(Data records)
>> BEGIN
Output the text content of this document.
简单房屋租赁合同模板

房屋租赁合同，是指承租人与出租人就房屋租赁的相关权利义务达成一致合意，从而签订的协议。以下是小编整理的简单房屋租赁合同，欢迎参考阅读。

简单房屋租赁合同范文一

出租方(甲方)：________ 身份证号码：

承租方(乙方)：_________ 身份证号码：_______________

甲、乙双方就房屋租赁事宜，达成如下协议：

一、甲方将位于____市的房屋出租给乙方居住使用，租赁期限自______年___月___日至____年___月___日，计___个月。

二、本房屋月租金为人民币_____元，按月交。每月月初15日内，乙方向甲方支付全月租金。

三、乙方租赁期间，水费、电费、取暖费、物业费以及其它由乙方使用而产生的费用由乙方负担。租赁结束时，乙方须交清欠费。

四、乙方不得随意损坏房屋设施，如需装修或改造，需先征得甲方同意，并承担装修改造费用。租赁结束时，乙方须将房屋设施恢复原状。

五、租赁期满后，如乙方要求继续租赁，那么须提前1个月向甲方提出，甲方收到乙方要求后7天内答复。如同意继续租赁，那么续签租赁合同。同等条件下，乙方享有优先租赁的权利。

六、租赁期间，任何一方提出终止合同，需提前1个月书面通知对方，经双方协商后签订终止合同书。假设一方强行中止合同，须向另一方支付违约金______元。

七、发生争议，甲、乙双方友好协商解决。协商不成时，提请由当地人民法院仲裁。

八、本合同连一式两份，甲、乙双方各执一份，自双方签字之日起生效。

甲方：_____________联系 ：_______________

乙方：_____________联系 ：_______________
>> END
Print the records once more, exactly as they were given.

Answer for the task »
Output the text content of this document.
简单房屋租赁合同模板

房屋租赁合同，是指承租人与出租人就房屋租赁的相关权利义务达成一致合意，从而签订的协议。以下是小编整理的简单房屋租赁合同，欢迎参考阅读。

简单房屋租赁合同范文一

出租方(甲方)：________ 身份证号码：

承租方(乙方)：_________ 身份证号码：_______________

甲、乙双方就房屋租赁事宜，达成如下协议：

一、甲方将位于____市的房屋出租给乙方居住使用，租赁期限自______年___月___日至____年___月___日，计___个月。

二、本房屋月租金为人民币_____元，按月交。每月月初15日内，乙方向甲方支付全月租金。

三、乙方租赁期间，水费、电费、取暖费、物业费以及其它由乙方使用而产生的费用由乙方负担。租赁结束时，乙方须交清欠费。

四、乙方不得随意损坏房屋设施，如需装修或改造，需先征得甲方同意，并承担装修改造费用。租赁结束时，乙方须将房屋设施恢复原状。

五、租赁期满后，如乙方要求继续租赁，那么须提前1个月向甲方提出，甲方收到乙方要求后7天内答复。如同意继续租赁，那么续签租赁合同。同等条件下，乙方享有优先租赁的权利。

六、租赁期间，任何一方提出终止合同，需提前1个月书面通知对方，经双方协商后签订终止合同书。假设一方强行中止合同，须向另一方支付违约金______元。

七、发生争议，甲、乙双方友好协商解决。协商不成时，提请由当地人民法院仲裁。

八、本合同连一式两份，甲、乙双方各执一份，自双方签字之日起生效。

甲方：_____________联系 ：_______________

乙方：_____________联系 ：_______________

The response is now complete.